▸ **Exercise goal**
Extract all lines that hold the string "this".

▸ **Given information**
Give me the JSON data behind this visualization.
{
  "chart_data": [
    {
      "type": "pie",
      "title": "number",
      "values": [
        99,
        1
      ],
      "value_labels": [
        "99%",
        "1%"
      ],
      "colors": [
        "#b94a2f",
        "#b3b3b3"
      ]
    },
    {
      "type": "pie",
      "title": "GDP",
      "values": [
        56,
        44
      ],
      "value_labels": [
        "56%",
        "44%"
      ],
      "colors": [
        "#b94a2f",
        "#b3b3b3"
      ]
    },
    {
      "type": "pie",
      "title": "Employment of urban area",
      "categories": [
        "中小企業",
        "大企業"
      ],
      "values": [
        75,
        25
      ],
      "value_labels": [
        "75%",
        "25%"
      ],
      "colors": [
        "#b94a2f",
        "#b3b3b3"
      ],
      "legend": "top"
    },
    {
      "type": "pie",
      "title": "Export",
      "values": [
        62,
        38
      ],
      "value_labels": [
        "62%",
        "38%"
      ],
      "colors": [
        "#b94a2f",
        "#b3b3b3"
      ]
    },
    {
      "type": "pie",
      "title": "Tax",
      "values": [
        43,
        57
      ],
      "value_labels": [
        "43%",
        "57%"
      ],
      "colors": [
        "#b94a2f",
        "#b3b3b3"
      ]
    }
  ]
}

==

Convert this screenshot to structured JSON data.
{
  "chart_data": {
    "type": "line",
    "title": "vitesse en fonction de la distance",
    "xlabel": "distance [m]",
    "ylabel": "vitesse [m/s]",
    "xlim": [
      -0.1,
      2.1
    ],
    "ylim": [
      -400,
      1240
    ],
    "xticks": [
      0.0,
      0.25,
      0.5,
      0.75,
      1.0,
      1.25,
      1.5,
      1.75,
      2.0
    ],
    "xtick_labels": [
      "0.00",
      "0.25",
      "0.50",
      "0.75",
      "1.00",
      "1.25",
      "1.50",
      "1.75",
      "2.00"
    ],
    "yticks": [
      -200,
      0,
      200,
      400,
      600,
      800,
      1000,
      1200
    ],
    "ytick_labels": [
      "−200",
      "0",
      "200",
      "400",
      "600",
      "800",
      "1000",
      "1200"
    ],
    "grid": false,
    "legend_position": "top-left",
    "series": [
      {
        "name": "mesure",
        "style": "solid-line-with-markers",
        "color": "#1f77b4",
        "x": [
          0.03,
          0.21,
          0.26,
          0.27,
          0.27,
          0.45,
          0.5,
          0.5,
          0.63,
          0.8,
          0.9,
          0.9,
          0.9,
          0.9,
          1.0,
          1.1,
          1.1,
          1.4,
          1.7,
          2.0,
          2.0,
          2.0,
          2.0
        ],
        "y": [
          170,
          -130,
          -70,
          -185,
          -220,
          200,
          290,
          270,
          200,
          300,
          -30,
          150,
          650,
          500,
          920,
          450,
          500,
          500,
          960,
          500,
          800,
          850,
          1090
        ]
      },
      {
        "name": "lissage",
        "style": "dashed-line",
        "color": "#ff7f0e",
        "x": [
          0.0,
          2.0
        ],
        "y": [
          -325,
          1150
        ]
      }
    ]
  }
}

▸ **Finished task**
Give me the JSON data behind this visualization.
Convert this screenshot to structured JSON data.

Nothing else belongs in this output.